Give only the number of lines in the records below that contain the word "selbst".

**DATA IN THIS EXERCISE**:
## begin
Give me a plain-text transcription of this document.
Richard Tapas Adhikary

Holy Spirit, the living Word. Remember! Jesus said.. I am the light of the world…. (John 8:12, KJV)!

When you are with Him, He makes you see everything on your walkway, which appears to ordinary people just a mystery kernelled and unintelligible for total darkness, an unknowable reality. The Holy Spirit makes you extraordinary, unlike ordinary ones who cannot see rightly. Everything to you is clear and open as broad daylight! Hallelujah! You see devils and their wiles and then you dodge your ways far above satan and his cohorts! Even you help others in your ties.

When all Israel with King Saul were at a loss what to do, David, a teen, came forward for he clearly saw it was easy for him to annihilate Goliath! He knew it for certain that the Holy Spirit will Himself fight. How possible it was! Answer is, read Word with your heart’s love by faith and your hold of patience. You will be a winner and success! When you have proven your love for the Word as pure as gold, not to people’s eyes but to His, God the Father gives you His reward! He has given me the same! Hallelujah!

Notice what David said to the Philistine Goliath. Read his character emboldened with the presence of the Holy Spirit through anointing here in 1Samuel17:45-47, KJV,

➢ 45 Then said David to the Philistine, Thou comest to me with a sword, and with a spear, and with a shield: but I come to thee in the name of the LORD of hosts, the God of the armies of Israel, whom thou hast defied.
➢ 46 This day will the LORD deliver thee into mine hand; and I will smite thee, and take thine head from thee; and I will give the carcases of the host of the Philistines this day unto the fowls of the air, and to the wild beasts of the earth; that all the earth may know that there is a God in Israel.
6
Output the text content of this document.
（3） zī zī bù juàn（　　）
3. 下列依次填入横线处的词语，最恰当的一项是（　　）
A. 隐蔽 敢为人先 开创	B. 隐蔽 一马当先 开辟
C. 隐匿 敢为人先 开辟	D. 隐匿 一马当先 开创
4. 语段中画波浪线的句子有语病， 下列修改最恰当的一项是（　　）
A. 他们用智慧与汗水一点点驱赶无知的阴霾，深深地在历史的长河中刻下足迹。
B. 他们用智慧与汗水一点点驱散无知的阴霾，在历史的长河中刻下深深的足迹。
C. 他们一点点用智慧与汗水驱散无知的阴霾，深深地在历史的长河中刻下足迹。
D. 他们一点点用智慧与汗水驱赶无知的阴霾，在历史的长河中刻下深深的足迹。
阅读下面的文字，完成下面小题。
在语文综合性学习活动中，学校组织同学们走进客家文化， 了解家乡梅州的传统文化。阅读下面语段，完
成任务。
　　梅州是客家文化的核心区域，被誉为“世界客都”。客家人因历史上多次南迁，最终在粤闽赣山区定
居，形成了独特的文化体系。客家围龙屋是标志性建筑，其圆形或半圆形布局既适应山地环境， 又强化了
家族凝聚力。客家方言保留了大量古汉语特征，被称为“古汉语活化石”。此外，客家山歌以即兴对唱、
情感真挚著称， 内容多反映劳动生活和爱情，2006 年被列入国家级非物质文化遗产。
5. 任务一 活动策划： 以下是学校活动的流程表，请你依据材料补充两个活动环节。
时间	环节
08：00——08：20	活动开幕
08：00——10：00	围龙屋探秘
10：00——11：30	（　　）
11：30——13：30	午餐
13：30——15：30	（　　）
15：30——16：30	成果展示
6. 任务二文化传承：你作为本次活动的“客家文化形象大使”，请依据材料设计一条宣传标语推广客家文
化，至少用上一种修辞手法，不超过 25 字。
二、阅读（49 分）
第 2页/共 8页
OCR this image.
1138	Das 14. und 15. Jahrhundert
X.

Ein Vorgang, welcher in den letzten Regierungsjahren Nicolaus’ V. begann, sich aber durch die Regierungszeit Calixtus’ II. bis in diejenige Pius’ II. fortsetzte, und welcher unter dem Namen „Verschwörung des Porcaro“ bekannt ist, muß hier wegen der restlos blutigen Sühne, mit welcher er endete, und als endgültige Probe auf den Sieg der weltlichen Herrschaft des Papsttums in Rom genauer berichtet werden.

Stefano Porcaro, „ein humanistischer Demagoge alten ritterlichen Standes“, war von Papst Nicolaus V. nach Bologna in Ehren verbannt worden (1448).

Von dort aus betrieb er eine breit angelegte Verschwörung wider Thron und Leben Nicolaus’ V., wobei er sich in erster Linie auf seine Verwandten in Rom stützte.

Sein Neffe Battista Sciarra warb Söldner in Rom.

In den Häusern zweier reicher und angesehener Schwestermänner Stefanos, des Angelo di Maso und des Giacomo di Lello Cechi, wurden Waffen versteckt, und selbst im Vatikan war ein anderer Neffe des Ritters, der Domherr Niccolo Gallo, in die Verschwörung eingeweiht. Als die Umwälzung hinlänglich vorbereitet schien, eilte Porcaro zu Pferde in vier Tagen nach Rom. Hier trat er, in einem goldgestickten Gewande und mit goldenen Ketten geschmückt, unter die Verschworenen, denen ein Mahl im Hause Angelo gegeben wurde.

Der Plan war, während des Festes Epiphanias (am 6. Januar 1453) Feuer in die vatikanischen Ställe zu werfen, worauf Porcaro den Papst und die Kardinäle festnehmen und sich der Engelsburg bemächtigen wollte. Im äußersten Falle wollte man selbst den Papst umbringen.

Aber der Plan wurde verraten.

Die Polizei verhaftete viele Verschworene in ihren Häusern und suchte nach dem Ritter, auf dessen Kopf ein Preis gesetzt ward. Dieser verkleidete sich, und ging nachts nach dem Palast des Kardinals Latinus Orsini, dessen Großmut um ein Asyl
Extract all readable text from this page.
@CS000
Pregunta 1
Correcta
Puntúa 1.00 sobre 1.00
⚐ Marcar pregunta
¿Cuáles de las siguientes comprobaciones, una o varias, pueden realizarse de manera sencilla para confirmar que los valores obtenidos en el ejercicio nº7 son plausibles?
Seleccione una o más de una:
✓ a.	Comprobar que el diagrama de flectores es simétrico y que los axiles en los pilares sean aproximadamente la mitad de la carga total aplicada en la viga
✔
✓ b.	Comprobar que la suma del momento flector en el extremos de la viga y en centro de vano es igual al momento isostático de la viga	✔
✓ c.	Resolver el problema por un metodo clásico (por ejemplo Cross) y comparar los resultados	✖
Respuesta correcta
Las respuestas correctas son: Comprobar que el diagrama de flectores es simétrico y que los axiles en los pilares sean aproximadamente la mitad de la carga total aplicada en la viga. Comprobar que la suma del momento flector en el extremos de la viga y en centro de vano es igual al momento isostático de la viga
## end
**THE ANSWER**: 2